REQUIREMENTS:
What number of lines contain the word "relative"? Reply with the number and nothing else.

Records about charts and figures:
========================
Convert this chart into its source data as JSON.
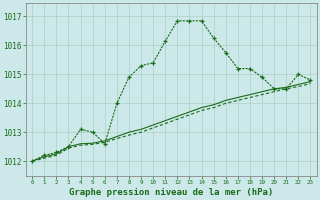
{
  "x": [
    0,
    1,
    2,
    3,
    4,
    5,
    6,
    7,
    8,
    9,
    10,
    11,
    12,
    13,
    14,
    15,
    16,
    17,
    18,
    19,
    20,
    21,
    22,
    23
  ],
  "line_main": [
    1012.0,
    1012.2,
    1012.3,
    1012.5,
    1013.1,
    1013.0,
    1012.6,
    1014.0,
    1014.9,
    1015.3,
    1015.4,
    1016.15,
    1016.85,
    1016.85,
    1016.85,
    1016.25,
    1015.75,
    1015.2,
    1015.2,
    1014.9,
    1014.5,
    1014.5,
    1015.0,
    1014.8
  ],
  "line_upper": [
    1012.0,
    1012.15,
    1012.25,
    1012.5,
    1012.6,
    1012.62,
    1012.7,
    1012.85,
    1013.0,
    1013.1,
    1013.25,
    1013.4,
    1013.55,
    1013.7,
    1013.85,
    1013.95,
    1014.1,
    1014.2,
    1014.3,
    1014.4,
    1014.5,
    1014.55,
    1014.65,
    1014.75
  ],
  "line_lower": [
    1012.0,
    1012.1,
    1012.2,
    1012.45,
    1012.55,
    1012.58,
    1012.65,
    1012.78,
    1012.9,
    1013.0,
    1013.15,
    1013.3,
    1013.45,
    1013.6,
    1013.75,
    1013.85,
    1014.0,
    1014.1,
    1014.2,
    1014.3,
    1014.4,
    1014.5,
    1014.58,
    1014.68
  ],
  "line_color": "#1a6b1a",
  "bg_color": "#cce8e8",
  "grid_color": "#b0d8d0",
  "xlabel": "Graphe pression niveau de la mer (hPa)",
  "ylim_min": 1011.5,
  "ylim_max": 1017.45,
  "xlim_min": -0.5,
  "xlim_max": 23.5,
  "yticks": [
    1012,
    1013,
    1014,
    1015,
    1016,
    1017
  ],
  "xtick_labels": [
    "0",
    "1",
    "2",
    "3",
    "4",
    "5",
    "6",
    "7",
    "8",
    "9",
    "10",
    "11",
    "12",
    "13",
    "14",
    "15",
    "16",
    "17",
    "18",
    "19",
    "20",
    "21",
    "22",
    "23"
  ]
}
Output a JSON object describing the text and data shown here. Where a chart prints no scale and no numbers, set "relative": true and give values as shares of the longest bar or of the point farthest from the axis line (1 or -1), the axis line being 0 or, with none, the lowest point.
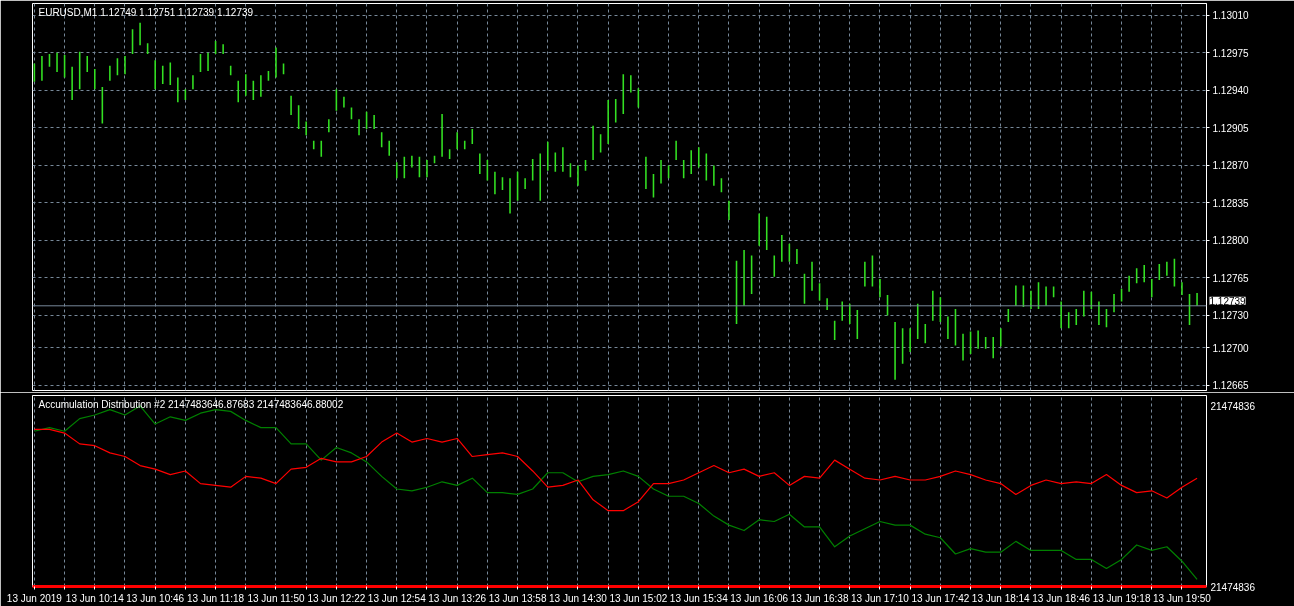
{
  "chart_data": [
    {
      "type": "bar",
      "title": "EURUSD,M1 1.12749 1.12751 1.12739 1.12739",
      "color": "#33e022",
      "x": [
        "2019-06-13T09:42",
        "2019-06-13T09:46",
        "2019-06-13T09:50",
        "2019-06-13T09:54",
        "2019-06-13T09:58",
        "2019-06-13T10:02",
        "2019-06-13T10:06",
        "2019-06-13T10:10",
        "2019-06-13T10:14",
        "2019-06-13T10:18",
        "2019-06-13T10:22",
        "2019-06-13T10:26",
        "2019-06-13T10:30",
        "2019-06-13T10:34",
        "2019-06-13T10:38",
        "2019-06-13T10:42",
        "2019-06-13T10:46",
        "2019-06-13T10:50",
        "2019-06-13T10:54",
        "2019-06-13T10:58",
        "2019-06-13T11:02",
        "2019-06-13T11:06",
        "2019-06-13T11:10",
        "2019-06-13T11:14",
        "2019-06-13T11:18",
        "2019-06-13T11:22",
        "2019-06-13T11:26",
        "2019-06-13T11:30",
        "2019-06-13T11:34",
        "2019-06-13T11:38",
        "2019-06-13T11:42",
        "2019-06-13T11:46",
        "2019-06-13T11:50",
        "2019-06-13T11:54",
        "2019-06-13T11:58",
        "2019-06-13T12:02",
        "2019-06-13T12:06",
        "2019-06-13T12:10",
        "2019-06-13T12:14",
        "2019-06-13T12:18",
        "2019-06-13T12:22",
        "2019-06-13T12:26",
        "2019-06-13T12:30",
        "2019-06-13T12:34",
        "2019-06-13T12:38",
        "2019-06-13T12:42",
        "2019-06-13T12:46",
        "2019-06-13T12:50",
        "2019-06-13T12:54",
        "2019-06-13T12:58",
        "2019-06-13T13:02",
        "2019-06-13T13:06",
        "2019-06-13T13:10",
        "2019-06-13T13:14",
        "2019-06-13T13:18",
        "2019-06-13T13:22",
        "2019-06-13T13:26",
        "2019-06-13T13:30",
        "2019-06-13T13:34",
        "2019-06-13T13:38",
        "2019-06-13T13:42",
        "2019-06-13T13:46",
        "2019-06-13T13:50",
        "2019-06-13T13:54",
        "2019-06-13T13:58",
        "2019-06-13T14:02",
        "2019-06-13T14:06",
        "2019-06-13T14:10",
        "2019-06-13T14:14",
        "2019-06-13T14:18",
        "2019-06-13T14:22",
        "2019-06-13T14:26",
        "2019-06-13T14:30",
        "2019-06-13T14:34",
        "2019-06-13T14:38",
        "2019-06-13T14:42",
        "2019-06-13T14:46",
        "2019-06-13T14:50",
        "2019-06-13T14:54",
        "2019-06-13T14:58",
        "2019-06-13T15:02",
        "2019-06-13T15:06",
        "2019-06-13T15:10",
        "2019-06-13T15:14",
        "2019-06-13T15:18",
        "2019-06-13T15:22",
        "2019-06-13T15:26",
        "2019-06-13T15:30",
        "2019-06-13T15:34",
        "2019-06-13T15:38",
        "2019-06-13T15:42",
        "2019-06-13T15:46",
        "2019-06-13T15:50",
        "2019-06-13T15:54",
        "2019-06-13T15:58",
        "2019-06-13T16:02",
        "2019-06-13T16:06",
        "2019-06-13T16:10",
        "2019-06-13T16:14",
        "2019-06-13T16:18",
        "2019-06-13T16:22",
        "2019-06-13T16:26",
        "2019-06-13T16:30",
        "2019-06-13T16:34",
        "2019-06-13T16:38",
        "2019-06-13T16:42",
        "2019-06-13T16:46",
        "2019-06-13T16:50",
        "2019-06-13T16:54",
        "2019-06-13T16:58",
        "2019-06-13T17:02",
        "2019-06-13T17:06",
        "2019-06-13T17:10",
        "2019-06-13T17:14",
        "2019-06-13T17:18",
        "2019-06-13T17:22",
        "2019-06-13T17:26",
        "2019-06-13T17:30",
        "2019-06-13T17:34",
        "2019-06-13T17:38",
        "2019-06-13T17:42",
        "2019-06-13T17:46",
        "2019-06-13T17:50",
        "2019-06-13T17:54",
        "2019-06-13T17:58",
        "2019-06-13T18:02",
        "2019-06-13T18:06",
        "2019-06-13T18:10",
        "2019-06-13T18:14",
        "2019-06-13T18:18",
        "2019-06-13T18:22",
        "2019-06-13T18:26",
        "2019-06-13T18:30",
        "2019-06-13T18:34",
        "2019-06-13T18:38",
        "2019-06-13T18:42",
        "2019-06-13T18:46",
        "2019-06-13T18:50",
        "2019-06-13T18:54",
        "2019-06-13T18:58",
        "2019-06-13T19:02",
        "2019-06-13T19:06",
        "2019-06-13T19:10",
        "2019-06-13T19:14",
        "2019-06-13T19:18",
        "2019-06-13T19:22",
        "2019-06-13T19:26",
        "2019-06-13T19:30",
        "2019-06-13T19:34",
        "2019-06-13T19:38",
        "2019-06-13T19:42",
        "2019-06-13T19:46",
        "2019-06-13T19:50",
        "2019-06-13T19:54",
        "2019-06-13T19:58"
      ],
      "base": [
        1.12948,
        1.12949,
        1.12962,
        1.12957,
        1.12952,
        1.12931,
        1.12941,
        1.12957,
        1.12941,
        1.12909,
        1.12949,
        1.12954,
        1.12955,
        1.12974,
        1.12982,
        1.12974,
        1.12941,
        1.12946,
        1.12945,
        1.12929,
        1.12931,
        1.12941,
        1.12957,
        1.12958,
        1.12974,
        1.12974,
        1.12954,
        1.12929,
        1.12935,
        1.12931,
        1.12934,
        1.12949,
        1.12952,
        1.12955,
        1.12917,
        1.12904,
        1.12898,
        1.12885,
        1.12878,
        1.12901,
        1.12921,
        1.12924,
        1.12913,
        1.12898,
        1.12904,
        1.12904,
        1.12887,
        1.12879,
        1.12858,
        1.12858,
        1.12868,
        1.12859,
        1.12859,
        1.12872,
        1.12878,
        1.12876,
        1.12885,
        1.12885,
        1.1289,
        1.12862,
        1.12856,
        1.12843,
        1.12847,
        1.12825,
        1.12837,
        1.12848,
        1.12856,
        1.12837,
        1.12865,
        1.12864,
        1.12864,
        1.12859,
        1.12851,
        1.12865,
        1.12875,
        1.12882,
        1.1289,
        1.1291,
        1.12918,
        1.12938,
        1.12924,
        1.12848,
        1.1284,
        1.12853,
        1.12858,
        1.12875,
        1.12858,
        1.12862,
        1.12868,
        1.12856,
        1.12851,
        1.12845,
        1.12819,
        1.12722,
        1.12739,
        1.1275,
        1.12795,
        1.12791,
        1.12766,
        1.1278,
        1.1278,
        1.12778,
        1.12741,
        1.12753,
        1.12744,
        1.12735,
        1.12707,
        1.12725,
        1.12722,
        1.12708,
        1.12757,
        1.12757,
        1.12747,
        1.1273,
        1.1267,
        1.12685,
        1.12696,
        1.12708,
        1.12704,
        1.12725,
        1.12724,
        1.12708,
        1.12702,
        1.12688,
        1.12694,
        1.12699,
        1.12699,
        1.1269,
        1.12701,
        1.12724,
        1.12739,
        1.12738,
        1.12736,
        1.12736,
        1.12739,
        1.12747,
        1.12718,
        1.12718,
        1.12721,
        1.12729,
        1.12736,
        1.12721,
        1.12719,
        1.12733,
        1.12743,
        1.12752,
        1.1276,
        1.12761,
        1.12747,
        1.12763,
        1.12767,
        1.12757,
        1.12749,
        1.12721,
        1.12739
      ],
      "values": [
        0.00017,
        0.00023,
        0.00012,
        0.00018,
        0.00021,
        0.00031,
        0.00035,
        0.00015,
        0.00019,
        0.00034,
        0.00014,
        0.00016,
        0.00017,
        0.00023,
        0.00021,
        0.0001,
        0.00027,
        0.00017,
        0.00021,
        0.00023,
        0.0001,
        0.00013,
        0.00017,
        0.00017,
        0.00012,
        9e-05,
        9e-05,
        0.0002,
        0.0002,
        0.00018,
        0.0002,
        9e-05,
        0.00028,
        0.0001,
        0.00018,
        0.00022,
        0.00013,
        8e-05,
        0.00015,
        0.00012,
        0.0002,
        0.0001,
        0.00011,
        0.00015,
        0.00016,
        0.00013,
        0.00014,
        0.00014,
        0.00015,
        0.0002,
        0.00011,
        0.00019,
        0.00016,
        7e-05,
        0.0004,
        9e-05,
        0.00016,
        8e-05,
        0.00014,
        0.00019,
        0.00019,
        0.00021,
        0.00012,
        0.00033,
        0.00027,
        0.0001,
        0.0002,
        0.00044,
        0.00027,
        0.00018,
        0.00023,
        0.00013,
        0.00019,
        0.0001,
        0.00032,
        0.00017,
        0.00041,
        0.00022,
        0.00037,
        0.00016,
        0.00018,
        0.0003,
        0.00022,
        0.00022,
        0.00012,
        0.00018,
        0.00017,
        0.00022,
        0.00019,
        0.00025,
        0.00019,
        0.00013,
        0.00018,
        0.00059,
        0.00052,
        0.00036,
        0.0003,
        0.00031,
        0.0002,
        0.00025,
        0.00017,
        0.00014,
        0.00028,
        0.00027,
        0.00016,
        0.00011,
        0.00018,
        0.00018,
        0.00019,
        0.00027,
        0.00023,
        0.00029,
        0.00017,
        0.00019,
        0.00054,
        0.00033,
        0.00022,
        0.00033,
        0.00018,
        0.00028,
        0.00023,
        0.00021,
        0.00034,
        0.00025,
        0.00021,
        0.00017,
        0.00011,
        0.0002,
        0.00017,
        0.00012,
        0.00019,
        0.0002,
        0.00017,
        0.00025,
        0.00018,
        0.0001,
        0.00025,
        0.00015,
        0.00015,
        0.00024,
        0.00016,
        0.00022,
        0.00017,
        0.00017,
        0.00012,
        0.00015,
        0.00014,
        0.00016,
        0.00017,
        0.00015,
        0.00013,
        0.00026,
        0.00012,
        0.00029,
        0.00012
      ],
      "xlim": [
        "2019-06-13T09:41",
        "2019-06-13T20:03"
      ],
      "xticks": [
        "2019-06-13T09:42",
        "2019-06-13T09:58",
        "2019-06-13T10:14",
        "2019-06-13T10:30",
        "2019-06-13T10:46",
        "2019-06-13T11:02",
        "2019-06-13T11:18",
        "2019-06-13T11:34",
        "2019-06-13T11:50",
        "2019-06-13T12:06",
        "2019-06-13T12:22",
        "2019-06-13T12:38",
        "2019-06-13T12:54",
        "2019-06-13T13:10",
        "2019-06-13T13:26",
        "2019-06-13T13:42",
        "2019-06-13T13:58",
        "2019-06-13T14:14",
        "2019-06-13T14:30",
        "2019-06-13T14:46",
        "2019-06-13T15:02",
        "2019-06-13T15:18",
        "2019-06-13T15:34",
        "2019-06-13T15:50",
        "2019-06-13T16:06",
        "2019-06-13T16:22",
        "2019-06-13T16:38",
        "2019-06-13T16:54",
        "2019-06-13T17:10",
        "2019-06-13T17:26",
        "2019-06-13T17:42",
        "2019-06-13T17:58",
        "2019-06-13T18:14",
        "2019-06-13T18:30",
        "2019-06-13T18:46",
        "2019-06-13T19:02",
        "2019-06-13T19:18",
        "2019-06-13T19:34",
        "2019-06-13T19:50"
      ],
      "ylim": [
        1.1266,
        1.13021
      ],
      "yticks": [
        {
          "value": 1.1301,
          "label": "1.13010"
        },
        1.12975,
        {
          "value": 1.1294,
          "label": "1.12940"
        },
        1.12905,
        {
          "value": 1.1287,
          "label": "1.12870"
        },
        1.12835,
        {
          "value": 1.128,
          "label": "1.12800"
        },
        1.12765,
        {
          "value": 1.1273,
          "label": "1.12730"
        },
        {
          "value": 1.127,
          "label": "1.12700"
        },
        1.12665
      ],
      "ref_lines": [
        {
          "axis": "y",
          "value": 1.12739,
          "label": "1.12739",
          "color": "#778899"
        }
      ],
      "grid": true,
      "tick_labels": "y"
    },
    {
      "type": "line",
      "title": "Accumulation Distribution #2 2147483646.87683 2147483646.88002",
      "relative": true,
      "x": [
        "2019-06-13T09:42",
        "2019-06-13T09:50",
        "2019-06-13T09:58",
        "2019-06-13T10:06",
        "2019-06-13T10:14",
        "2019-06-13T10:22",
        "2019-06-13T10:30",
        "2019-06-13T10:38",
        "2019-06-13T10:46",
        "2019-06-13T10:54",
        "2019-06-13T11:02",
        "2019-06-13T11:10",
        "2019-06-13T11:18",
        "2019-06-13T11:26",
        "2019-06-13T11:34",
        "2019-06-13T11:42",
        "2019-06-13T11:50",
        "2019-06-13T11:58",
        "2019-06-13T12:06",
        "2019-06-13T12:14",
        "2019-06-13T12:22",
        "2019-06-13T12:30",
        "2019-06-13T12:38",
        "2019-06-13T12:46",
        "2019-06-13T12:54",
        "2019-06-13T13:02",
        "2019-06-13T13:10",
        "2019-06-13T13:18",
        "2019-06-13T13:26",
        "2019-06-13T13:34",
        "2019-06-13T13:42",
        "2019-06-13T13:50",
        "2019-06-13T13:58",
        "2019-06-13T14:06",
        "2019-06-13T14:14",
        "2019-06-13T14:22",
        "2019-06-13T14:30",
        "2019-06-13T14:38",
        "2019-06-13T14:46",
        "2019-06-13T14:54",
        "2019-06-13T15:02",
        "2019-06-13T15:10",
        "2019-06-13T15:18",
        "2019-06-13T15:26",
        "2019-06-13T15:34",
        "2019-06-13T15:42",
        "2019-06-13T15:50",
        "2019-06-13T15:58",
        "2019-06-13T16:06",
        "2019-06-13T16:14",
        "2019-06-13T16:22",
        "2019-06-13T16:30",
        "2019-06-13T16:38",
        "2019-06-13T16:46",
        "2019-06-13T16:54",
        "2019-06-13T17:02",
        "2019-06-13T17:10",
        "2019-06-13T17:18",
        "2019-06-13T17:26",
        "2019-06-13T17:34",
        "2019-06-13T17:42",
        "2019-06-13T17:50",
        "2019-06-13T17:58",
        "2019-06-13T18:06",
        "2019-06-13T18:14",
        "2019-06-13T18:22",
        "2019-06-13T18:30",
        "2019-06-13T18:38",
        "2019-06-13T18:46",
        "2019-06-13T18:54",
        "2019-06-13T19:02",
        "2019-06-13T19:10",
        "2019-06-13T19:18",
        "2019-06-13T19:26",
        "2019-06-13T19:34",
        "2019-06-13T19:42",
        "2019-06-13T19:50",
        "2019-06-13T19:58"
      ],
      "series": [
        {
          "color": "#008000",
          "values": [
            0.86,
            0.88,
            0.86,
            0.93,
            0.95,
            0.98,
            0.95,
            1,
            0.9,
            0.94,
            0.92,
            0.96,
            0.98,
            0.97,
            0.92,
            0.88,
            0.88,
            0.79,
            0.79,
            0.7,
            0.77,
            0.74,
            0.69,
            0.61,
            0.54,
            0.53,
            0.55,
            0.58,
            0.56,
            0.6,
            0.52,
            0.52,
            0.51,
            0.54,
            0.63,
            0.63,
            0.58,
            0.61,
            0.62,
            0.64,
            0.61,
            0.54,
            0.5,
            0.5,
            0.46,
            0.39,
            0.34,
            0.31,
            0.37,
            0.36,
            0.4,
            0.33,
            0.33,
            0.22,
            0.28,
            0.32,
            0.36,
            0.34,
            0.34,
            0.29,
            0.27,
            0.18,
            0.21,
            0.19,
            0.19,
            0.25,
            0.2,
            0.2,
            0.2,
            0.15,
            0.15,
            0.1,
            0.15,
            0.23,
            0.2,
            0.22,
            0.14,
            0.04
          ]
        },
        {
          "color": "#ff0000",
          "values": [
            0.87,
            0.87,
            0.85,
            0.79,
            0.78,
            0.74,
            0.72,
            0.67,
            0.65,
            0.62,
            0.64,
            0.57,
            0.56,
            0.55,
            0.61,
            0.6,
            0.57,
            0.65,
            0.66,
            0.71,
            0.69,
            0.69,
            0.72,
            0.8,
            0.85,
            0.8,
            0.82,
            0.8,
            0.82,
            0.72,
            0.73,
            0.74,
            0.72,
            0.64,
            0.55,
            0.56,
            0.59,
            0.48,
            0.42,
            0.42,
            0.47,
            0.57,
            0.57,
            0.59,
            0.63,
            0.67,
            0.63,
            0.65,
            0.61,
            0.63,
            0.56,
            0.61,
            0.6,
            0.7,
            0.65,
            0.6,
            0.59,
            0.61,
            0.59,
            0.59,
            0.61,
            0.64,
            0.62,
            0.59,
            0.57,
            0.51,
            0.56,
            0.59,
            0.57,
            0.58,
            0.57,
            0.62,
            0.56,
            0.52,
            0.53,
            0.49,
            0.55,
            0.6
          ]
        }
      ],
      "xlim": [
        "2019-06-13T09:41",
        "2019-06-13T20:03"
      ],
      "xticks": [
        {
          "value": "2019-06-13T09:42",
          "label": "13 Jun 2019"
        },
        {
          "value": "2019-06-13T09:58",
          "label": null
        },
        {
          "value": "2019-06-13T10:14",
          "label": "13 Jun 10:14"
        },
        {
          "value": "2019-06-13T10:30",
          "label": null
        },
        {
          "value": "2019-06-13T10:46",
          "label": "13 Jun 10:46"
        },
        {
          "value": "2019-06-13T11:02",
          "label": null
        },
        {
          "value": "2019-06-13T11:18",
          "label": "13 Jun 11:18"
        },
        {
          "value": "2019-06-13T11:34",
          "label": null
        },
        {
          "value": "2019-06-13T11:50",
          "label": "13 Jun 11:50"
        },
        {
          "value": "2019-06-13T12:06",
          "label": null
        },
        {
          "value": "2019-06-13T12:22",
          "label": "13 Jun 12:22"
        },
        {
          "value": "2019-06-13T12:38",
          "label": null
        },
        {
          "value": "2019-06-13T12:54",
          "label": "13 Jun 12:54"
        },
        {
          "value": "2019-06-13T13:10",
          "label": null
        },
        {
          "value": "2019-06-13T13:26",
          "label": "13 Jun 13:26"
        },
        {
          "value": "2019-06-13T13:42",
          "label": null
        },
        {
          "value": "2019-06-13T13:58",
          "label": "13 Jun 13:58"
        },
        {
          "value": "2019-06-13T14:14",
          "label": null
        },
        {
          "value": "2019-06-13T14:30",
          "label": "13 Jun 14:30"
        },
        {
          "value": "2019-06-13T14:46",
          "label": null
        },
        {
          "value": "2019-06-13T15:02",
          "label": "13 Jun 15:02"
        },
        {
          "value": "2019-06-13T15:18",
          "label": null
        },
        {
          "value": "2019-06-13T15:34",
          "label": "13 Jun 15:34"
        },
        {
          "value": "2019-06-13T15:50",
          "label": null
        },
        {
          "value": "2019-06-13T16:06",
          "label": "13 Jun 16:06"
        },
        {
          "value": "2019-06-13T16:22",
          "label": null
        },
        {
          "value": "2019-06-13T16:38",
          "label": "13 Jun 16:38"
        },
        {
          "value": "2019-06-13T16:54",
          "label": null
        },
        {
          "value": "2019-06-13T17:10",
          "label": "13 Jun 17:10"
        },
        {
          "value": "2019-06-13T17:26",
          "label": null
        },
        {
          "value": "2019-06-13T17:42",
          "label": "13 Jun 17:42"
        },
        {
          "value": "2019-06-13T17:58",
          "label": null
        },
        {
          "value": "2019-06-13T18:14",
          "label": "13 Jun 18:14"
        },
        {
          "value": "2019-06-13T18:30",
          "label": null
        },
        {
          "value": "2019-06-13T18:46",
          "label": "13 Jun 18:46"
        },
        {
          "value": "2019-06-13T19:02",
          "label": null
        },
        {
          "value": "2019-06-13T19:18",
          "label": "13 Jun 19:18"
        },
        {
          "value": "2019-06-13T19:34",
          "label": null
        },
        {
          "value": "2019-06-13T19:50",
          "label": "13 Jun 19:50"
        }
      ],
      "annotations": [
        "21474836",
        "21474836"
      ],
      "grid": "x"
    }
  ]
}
========================
ANSWER TO THE EXERCISE:
2